*Work to be completed:*
Repeat every entry word for word, skipping the pictures.

--- begin Material for the task ---

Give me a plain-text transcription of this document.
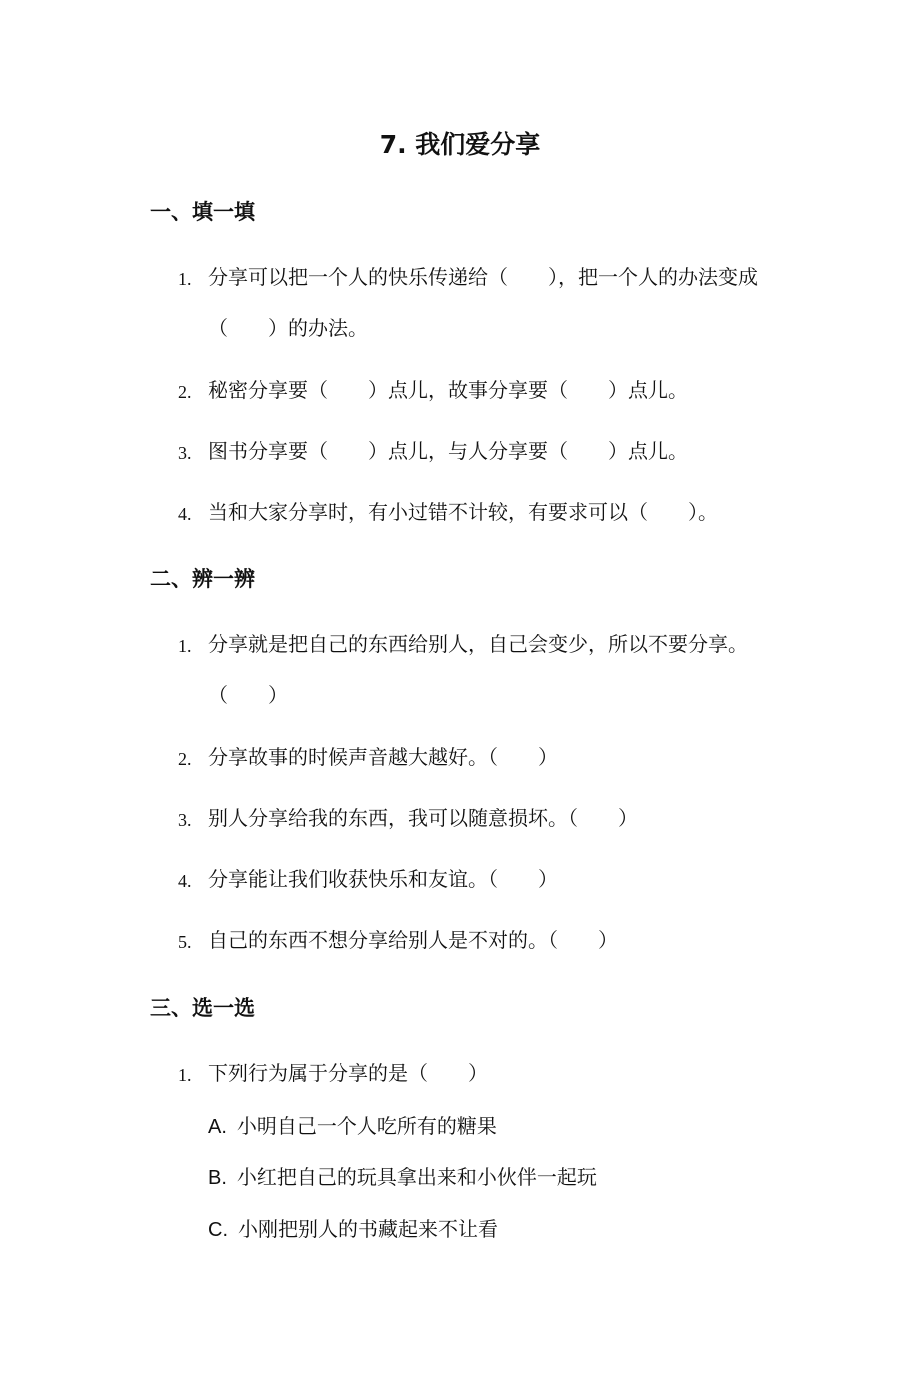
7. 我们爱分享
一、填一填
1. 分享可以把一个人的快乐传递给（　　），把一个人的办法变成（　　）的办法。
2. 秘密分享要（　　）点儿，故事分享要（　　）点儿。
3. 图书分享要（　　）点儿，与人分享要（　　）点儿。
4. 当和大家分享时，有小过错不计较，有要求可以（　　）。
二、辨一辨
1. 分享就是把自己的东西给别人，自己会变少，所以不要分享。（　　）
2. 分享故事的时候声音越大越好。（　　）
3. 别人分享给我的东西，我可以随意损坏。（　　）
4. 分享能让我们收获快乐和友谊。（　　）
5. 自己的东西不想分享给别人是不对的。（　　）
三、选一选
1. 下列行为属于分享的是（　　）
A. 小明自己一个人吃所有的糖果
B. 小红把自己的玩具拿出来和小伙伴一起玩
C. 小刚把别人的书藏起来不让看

--- end Material for the task ---

*Final result:*
Give me a plain-text transcription of this document.
7. 我们爱分享
一、填一填
1. 分享可以把一个人的快乐传递给（　　），把一个人的办法变成（　　）的办法。
2. 秘密分享要（　　）点儿，故事分享要（　　）点儿。
3. 图书分享要（　　）点儿，与人分享要（　　）点儿。
4. 当和大家分享时，有小过错不计较，有要求可以（　　）。
二、辨一辨
1. 分享就是把自己的东西给别人，自己会变少，所以不要分享。（　　）
2. 分享故事的时候声音越大越好。（　　）
3. 别人分享给我的东西，我可以随意损坏。（　　）
4. 分享能让我们收获快乐和友谊。（　　）
5. 自己的东西不想分享给别人是不对的。（　　）
三、选一选
1. 下列行为属于分享的是（　　）
A. 小明自己一个人吃所有的糖果
B. 小红把自己的玩具拿出来和小伙伴一起玩
C. 小刚把别人的书藏起来不让看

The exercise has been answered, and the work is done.